### Stored data
+ + + + +
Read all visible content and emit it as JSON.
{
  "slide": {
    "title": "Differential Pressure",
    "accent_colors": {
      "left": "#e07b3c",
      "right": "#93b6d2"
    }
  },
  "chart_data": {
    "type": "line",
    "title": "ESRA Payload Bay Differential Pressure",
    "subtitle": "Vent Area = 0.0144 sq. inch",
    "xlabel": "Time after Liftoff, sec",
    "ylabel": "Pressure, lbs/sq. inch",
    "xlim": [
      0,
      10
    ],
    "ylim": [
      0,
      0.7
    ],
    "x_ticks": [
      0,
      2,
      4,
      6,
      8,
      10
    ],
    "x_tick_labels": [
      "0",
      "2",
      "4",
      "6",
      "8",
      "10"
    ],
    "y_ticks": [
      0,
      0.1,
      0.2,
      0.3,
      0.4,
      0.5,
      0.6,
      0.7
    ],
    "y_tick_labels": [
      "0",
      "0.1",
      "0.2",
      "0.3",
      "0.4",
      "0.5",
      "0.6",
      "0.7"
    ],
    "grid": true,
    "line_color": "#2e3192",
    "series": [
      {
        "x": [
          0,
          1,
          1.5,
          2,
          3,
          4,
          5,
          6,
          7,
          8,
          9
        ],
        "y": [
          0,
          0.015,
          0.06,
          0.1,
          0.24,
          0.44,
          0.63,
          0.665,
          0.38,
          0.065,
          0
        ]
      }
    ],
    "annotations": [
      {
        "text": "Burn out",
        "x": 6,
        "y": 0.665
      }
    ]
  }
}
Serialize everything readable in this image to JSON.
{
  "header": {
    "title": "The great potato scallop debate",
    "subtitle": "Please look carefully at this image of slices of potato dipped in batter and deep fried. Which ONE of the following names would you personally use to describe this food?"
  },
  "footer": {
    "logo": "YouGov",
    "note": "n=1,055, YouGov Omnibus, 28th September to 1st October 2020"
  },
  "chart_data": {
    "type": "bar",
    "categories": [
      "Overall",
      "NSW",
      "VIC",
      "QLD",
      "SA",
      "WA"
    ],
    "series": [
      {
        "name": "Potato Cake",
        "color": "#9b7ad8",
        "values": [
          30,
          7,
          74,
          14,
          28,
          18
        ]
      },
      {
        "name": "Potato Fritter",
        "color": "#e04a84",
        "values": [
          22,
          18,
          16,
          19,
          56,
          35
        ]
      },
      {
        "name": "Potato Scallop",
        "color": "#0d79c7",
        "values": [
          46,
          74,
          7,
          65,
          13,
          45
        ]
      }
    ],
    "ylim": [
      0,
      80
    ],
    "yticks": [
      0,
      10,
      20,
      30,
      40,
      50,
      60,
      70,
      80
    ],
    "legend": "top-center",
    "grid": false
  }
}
+ + + + +
Scan the entries above for the word "inch" and collect each line holding it.

### Solution below
    "subtitle": "Vent Area = 0.0144 sq. inch",
    "ylabel": "Pressure, lbs/sq. inch",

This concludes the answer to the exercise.